Goal of the exercise >> Select all lines with the string "have" in them, and copy those lines.

Data records
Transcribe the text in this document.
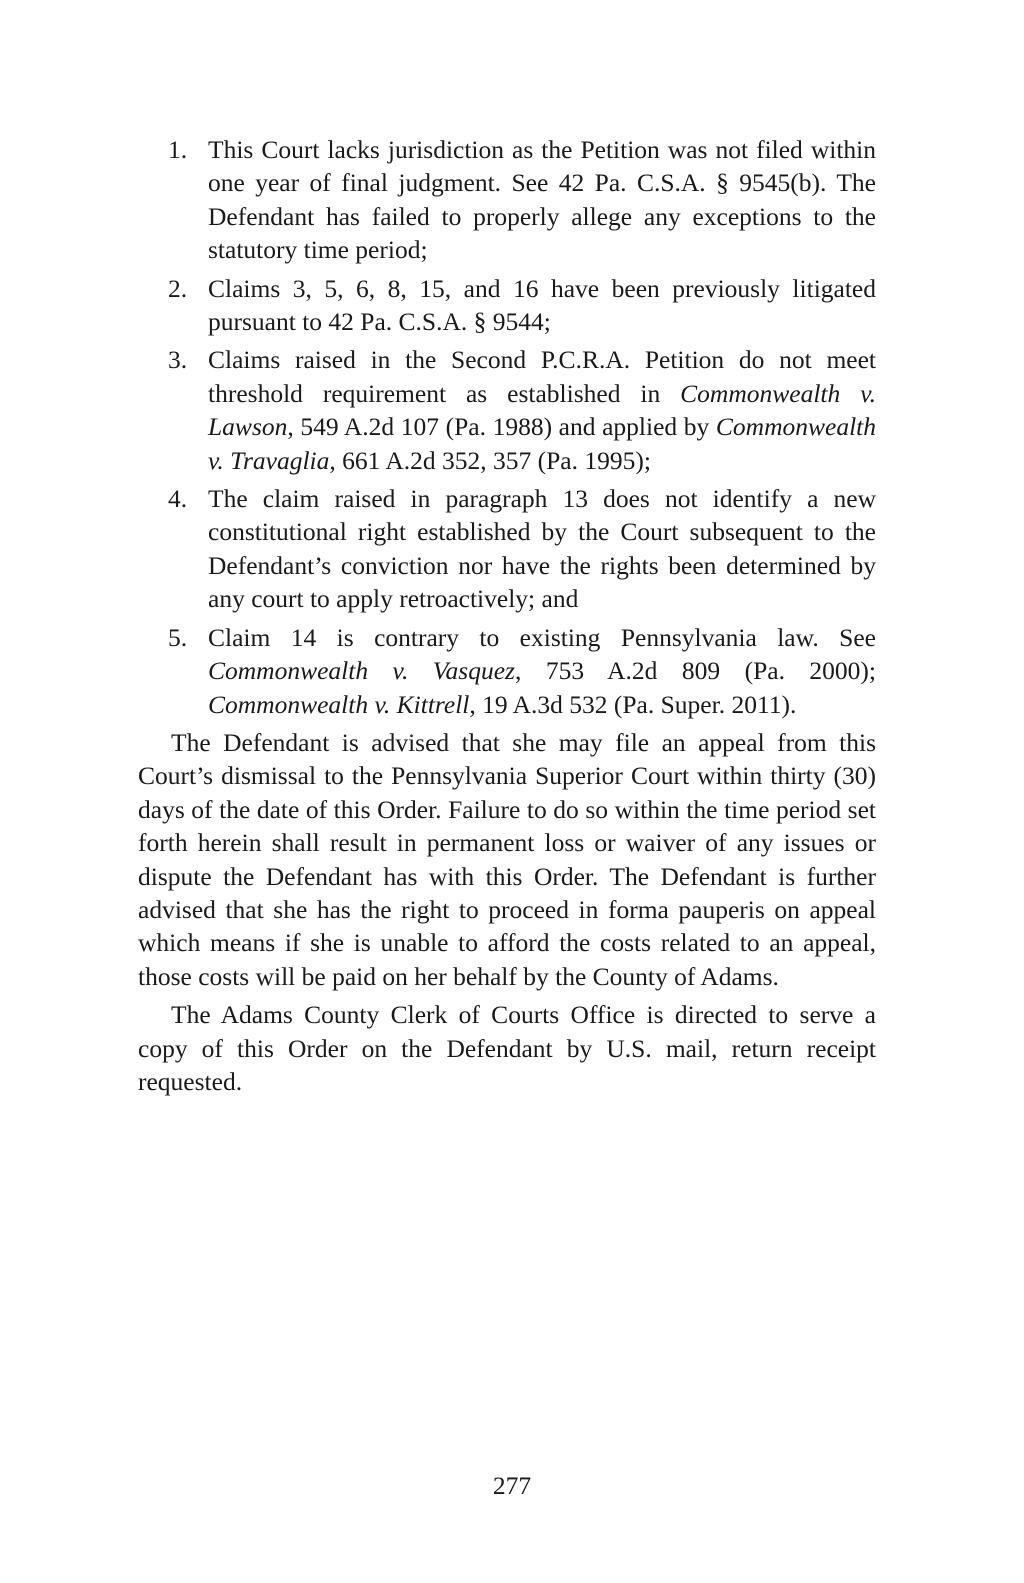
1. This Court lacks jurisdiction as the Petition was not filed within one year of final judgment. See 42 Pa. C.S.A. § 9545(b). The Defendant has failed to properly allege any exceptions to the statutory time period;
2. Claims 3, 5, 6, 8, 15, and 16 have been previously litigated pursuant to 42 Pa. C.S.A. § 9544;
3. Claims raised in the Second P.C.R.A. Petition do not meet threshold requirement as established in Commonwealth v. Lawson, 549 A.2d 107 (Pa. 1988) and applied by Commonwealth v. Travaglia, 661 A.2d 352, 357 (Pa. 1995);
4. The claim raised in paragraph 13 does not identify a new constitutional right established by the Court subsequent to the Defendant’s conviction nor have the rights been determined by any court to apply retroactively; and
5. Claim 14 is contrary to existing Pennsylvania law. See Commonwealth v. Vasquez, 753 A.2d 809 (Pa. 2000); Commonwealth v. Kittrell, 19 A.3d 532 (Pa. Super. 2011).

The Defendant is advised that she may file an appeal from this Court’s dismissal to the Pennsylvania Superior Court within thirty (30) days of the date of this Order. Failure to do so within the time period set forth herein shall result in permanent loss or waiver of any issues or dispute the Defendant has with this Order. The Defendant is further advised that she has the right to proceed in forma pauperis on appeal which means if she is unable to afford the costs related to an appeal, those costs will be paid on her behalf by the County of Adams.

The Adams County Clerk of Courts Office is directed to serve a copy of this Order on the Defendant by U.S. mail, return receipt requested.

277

Written answer >>
2. Claims 3, 5, 6, 8, 15, and 16 have been previously litigated pursuant to 42 Pa. C.S.A. § 9544;
4. The claim raised in paragraph 13 does not identify a new constitutional right established by the Court subsequent to the Defendant’s conviction nor have the rights been determined by any court to apply retroactively; and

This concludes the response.